● **ТЕКСТ ДЛЯ ЧТЕНИЯ**:
+===+

Ленка, моя лучшая подруга, веселая, всегда готовая помочь, мой верный и терпеливый товарищ, как же это возможно, что она кричала мне «уходи!»?! Если бы она ударила меня, это легче было бы вынести.

 

Я никому не рассказала об этой встрече. Когда я случайно встретила священника, который раньше преподавал религию в нашей школе, мне захотелось сказать ему: «Когда-то в школе вы долго беседовали со мной, пытаясь отговорить от дружбы с еврейкой, ведь у меня было столько подруг-христианок. Посмотрите – ваше желание исполнилось. Она не желает больше видеть меня...». Но говорить ему об этом было бессмысленно, он все равно ничего бы не понял.

 

Я даю себе клятву разыскать Ленку, как только это станет возможным. А если она и ее родители эмигрируют? Я разыщу их.

 

Тогда я не знала, что видела Ленку в последний раз.

 

Зима 40 – 41 гг.

 

Наше имущество нищает, и скоро у нас ничего не останется. Одна из главных проблем: где жить? Мой отец хорошо ладил с владелицей дома, в котором мы живем, но сейчас она хочет иметь весь дом целиком для себя и не сдавать комнат «бог знает кому». Именно так она и сказала. Она украинка, мы поляки, но когда она говорила «бог знает кому», то смотрела с особым выражением на мою мать. Мама восприняла эти слова как нечто неслыханное, и заметила, что мы тоже не станем жить «бог знает у кого» и «бог знает где». В ответ на это нам дали 10 дней, чтобы собраться и уехать.

 

Оставшуюся мебель быстро купили крестьяне в обмен на продукты. Постельное белье, одежду запаковали в чемоданы, и мы съехали. Первое пристанище, которое нам рекомендовали, называлось «Комнаты» и было без света, с земляным полом и грязным туалетом где-то в саду. Хозяйка оказалась настоящей ведьмой. Если ее о чем-то просили, например, о разрешении воспользоваться плитой, она выходила из себя от гнева, ругалась и кричала. Здесь она не потерпит бродяг и всякое отребье! Может быть, мы вообще не христиане?! Такое мы слышали каждый день.

+===+

● **ИЗВЛЕЧЁННЫЕ ЗАПИСИ**:
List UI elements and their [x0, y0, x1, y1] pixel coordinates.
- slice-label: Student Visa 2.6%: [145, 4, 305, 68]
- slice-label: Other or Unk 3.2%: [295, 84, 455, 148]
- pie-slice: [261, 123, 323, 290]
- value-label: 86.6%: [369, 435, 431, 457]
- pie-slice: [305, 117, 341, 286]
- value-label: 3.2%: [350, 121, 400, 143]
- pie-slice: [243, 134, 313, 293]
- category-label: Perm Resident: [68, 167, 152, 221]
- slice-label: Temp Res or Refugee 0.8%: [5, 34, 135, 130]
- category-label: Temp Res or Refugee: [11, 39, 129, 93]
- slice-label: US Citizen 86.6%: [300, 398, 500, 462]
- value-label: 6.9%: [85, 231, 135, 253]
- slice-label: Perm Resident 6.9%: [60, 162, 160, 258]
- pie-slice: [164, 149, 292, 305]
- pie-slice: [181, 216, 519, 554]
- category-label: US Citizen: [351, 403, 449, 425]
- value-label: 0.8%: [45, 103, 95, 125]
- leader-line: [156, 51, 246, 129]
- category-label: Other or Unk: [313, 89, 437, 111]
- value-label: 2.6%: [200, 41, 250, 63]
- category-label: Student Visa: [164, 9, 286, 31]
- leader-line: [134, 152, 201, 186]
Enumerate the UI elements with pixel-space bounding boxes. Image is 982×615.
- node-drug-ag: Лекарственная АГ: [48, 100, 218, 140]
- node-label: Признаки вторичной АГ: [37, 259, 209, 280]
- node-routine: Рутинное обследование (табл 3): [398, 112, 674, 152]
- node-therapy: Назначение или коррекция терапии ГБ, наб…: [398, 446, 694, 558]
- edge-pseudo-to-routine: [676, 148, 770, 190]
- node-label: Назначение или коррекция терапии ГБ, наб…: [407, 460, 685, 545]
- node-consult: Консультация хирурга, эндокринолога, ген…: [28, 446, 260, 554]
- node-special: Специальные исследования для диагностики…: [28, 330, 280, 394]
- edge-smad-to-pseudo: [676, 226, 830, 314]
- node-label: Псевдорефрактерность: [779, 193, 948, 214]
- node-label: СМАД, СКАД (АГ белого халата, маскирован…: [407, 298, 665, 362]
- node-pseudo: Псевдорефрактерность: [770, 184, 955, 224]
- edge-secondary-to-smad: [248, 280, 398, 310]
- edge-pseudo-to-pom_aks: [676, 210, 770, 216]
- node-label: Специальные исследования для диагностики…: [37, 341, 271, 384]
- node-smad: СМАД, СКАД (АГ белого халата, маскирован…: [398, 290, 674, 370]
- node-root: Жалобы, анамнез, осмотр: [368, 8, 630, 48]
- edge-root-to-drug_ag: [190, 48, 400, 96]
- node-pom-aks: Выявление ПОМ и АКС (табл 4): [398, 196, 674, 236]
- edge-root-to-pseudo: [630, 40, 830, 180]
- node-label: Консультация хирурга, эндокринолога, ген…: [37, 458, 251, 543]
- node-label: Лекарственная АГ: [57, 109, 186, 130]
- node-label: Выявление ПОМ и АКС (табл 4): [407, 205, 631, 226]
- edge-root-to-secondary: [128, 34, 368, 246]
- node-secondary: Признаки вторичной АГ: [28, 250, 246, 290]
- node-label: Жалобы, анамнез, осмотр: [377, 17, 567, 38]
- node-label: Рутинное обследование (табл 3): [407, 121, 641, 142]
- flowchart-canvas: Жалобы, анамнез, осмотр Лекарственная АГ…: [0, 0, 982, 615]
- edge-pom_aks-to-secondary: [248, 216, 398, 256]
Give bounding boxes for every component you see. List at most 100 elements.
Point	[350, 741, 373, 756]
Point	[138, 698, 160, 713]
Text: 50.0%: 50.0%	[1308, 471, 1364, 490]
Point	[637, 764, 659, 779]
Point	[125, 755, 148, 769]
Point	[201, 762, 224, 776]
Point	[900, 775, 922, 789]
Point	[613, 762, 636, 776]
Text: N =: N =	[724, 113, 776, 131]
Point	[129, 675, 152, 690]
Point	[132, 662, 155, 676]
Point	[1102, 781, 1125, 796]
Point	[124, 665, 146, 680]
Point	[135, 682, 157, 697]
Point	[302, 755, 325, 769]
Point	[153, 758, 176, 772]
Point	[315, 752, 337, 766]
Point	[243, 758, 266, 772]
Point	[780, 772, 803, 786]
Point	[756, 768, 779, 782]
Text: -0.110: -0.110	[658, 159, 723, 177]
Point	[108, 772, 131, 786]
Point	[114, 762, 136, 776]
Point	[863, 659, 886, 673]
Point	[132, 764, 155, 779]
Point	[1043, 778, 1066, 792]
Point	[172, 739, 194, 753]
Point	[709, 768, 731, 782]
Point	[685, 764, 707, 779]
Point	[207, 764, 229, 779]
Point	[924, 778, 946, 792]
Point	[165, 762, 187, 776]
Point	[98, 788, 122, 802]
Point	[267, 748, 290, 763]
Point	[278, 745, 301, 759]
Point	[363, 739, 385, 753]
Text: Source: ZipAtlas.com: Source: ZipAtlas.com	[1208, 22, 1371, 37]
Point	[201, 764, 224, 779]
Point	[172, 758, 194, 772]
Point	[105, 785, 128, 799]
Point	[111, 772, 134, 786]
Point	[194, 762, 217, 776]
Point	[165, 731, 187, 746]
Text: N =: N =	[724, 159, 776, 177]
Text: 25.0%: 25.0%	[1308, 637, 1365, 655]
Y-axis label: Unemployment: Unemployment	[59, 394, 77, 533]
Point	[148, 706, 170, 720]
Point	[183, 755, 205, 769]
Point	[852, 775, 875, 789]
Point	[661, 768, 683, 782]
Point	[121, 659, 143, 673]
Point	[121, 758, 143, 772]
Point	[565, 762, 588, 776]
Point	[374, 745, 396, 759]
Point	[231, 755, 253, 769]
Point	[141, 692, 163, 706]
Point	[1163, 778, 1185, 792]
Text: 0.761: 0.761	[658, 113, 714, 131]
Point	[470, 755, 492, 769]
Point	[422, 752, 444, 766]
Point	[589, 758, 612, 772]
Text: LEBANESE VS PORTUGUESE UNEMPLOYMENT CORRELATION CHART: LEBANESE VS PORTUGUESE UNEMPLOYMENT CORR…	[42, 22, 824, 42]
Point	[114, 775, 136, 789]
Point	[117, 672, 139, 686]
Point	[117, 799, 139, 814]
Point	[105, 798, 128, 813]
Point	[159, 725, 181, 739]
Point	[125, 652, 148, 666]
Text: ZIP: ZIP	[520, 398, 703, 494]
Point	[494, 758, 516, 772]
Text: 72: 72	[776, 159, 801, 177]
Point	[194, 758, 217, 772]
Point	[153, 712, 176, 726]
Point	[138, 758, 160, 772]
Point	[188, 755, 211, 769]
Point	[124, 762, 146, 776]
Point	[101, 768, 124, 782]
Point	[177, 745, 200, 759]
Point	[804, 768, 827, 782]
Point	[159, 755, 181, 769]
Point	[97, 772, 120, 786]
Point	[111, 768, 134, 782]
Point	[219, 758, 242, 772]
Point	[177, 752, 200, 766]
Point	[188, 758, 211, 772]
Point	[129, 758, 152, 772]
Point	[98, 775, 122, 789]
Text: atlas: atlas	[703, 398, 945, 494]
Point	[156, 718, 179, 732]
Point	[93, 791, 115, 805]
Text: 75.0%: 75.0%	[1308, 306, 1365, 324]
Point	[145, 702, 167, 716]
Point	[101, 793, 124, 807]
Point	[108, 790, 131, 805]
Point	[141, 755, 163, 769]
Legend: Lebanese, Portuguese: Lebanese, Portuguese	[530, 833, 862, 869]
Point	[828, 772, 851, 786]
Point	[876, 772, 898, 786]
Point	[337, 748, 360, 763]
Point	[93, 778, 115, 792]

+===+

● **ЗАДАЧИ И ЗАДАНИЯ**:
a) Согласуются ли с рассказом о Ленке и переезде утверждения: (i) священник узнал о встрече с Ленкой; (ii) семье дали 10 дней на сборы и отъезд; (iii) оставшуюся мебель продали горожанам за деньги? На каждое ответьте «да» или «нет» и дословно процитируйте слова текста, которые это решают.
b) Продолжите рассказ о Ленке и переезде, начав сразу после его последнего предложения.

● **ОТВЕТЫ К УПРАЖНЕНИЮ**:
a)
(i) Нет: «Я никому не рассказала об этой встрече.»
(ii) Да: «В ответ на это нам дали 10 дней, чтобы собраться и уехать.»
(iii) Нет: «Оставшуюся мебель быстро купили крестьяне в обмен на продукты.»

b)
 

Через неделю мы оттуда съехали и поселились в пригороде. Дом принадлежал мирной польской крестьянской семье. Условия жизни были тоже примитивными, но терпимыми. У нас оставались еще 3 или 4 ковра и одежда (за один большой ковер мы получили 3 килогорамма масла!). У мамы оставались некоторые украшения. Насколько всего этого хватит, чтобы выжить?

 

В погребе я надежно спрятала все наши сокровища. Осенью я работала в поле на уборке картофеля, и заработала его достаточно. Морковь, петрушку закопали в песок, яблоки спрятали в сено, немного капусты, и кислой капусты, в бочонок. Оставалась еще мука и крупы. В остальном мы жили тем, что удавалось добыть: немного сала, яйца, молоко. Так проходила зима. В конце февраля я снова вышла на полевые работы.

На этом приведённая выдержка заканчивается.